Academic inboxes are crowded. Between calls for papers, administrative messages, newsletters, and teaching communications, even genuinely important emails are easy to overlook. For researchers trying to share their work—whether with supervisors, collaborators, institutions, or external partners—standing out is increasingly difficult.

One simple strategy consistently cuts through the noise: video.

Short, well-crafted video messages can dramatically increase engagement, clarity, and response rates. For platforms like my-thesis.org, which focus on authentic spoken research communication, video emails are not marketing gimmicks—they are an extension of how scholars already explain, defend, and share ideas.

Below we outline why video works in academic contexts and how researchers can use video email effectively, without turning scholarship into sales.

1. Video increases engagement and response: Market research consistently shows that emails containing video outperform text-only messages in both open and click-through rates. This matters for researchers when:

  • Requesting feedback on work
  • Introducing themselves to potential collaborators
  • Sharing research outputs beyond journals
  • Contacting institutions, funders, or industry partners

Video reduces the cognitive effort required to understand complex ideas and increases the likelihood that recipients will actually engage.

2. Video makes research more memorable: We are far more likely to remember visual explanations than dense text. Spoken explanations allow researchers to:

  • Emphasise the why behind their work
  • Use analogy and narrative
  • Signal confidence and credibility

This is precisely why formats such as the 3-Minute Thesis work so well—and why short video emails can act as a gateway to deeper engagement with research.

3. Video humanises expertise: Academic emails often sound interchangeable. Video reintroduces:

  • Voice
  • Expression
  • Presence

This is particularly valuable for early-career researchers, where trust and visibility matter. A short video allows recipients to see who is behind the research, not just the project title or affiliation.

(Region and label listings)
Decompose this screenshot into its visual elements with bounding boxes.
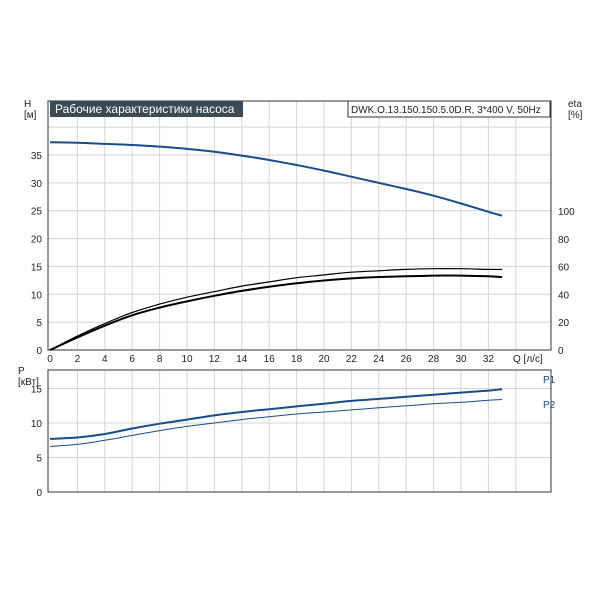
top-series bbox=[49, 141, 503, 351]
bottom-series: P1 P2 bbox=[49, 375, 556, 447]
y-axis-label-power: P [кВт] bbox=[18, 366, 39, 388]
x-tick-label: 0 bbox=[47, 354, 53, 365]
power-tick-label: 5 bbox=[36, 454, 42, 465]
x-tick-label: 26 bbox=[401, 354, 413, 365]
power-tick-label: 0 bbox=[36, 488, 42, 499]
power-curve-p2 bbox=[49, 399, 503, 447]
series-label-p2: P2 bbox=[543, 400, 556, 411]
x-tick-label: 18 bbox=[291, 354, 303, 365]
power-tick-label: 15 bbox=[31, 385, 43, 396]
y2-tick-label: 80 bbox=[558, 235, 570, 246]
y-tick-label: 20 bbox=[31, 235, 43, 246]
x-tick-label: 28 bbox=[428, 354, 440, 365]
bottom-ticks: 0 5 10 15 bbox=[31, 385, 43, 500]
model-box bbox=[347, 100, 551, 118]
x-tick-label: 6 bbox=[129, 354, 135, 365]
x-axis-label-q: Q [л/с] bbox=[513, 354, 543, 365]
x-tick-label: 2 bbox=[75, 354, 81, 365]
top-plot-frame bbox=[47, 100, 552, 351]
y2-tick-label: 100 bbox=[558, 207, 575, 218]
y2-tick-label: 0 bbox=[558, 346, 564, 357]
y2-tick-label: 60 bbox=[558, 263, 570, 274]
y2-axis-label-eta: eta [%] bbox=[568, 99, 583, 121]
x-tick-label: 10 bbox=[181, 354, 193, 365]
x-tick-label: 20 bbox=[318, 354, 330, 365]
chart-title: Рабочие характеристики насоса bbox=[55, 102, 235, 116]
head-curve bbox=[49, 141, 503, 217]
y-tick-label: 35 bbox=[31, 151, 43, 162]
y2-tick-label: 40 bbox=[558, 290, 570, 301]
power-curve-p1 bbox=[49, 388, 503, 440]
power-tick-label: 10 bbox=[31, 419, 43, 430]
y-tick-label: 0 bbox=[36, 346, 42, 357]
x-tick-label: 16 bbox=[264, 354, 276, 365]
y-tick-label: 10 bbox=[31, 290, 43, 301]
x-tick-label: 4 bbox=[102, 354, 108, 365]
efficiency-curve-lower bbox=[49, 274, 503, 351]
efficiency-curve-upper bbox=[49, 268, 503, 351]
series-label-p1: P1 bbox=[543, 375, 556, 386]
x-tick-label: 14 bbox=[236, 354, 248, 365]
y-tick-label: 5 bbox=[36, 318, 42, 329]
x-tick-label: 24 bbox=[373, 354, 385, 365]
x-tick-label: 30 bbox=[455, 354, 467, 365]
y-tick-label: 25 bbox=[31, 207, 43, 218]
x-tick-label: 8 bbox=[157, 354, 163, 365]
x-tick-label: 12 bbox=[209, 354, 221, 365]
pump-model: DWK.O.13.150.150.5.0D.R, 3*400 V, 50Hz bbox=[351, 105, 541, 116]
title-background bbox=[50, 101, 243, 117]
x-tick-label: 22 bbox=[346, 354, 358, 365]
y-tick-label: 30 bbox=[31, 179, 43, 190]
top-ticks: 0 2 4 6 8 10 12 14 16 18 20 22 24 26 28 30 3205101520253… bbox=[31, 151, 575, 365]
y-axis-label-head: H [м] bbox=[24, 99, 37, 121]
y-tick-label: 15 bbox=[31, 262, 43, 273]
bottom-plot-frame bbox=[47, 369, 552, 493]
top-grid bbox=[48, 101, 551, 350]
y2-tick-label: 20 bbox=[558, 318, 570, 329]
x-tick-label: 32 bbox=[483, 354, 495, 365]
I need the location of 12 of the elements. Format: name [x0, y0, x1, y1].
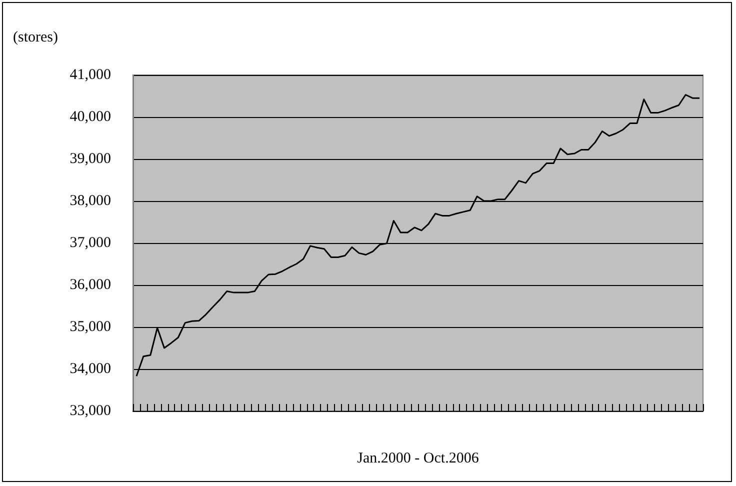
y-axis-title: (stores)	[13, 30, 58, 46]
y-tick-label: 39,000	[70, 151, 111, 167]
y-tick-label: 34,000	[70, 361, 111, 377]
y-tick-label: 37,000	[70, 235, 111, 251]
y-tick-label: 35,000	[70, 319, 111, 335]
line-series	[136, 94, 700, 377]
y-tick-label: 36,000	[70, 277, 111, 293]
y-tick-label: 40,000	[70, 109, 111, 125]
y-tick-label: 41,000	[70, 67, 111, 83]
y-tick-label: 38,000	[70, 193, 111, 209]
y-tick-label: 33,000	[70, 403, 111, 419]
x-axis-title: Jan.2000 - Oct.2006	[357, 450, 480, 466]
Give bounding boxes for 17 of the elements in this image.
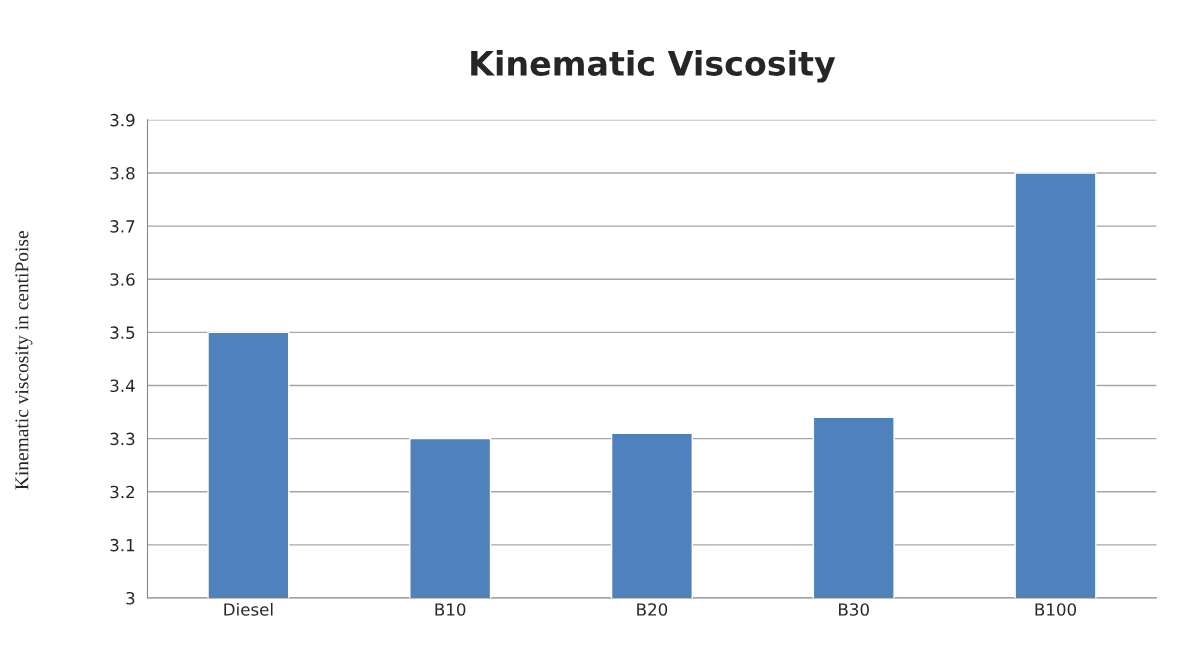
x-tick-label: B100 [1035, 603, 1077, 616]
chart-title: Kinematic Viscosity [471, 50, 836, 83]
y-tick-label: 3 [126, 591, 135, 605]
y-tick-label: 3.2 [110, 485, 135, 499]
y-tick-label: 3.9 [110, 113, 135, 127]
x-tick-label: B10 [435, 603, 466, 616]
x-tick-label: Diesel [224, 602, 273, 616]
y-tick-label: 3.6 [110, 273, 135, 286]
y-tick-label: 3.5 [110, 326, 135, 339]
y-tick-label: 3.7 [110, 220, 135, 233]
y-tick-label: 3.3 [110, 432, 135, 446]
y-tick-label: 3.4 [110, 379, 135, 393]
x-tick-label: B30 [839, 603, 869, 616]
x-tick-label: B20 [637, 603, 668, 616]
y-tick-label: 3.8 [110, 166, 135, 180]
y-tick-label: 3.1 [110, 538, 135, 552]
y-axis-title: Kinematic viscosity in centiPoise [15, 231, 33, 490]
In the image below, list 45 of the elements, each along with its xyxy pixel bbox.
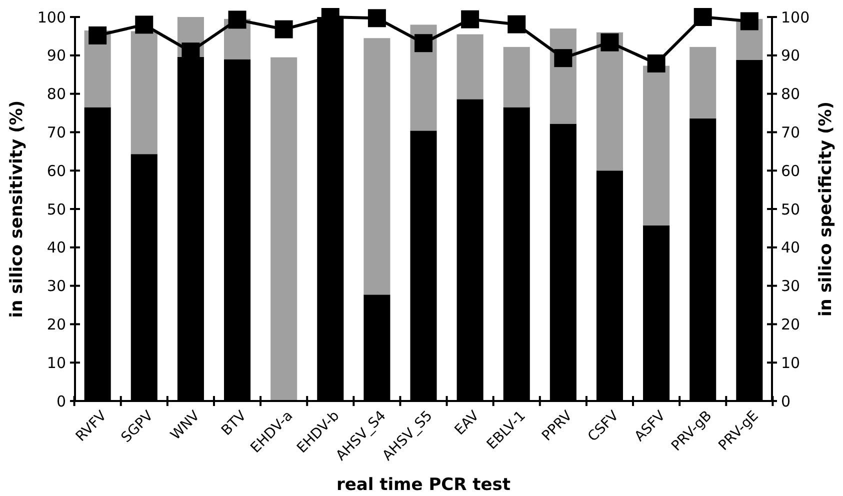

- **Direction**: Please carry on the article about video email for researchers, starting right after its final sentence.

- **Final result**:
4. Video can save time—for everyone: Long explanatory emails are inefficient. A 30–60 second video can replace several paragraphs of clarification, reduce back-and-forth, and prevent misunderstandings—especially when explaining:

  • Methods
  • Concepts outside one’s discipline
  • The motivation behind a project

Where video emails work especially well in academia

Researchers commonly use video emails to:

  • Introduce themselves to potential supervisors or collaborators
  • Share a recorded 3-Minute Thesis or public talk
  • Explain a grant idea or project overview
  • Support teaching and supervision communication
  • Promote public engagement or impact activities

Platforms like my-thesis.org extend this further by linking short talks to verified researchers and institutions, allowing video communication to remain credible, contextualised, and discoverable.

Final thought

Email is not disappearing—academic inboxes will only get busier. As research becomes more interdisciplinary and public-facing, spoken explanation is becoming a core scholarly skill, not an optional extra.

Short video emails are not about self-promotion. They are about clarity, accessibility, and human connection—all of which sit at the heart of good research communication.

For researchers who already know how to explain their work aloud, video is simply the most direct way to let others hear it.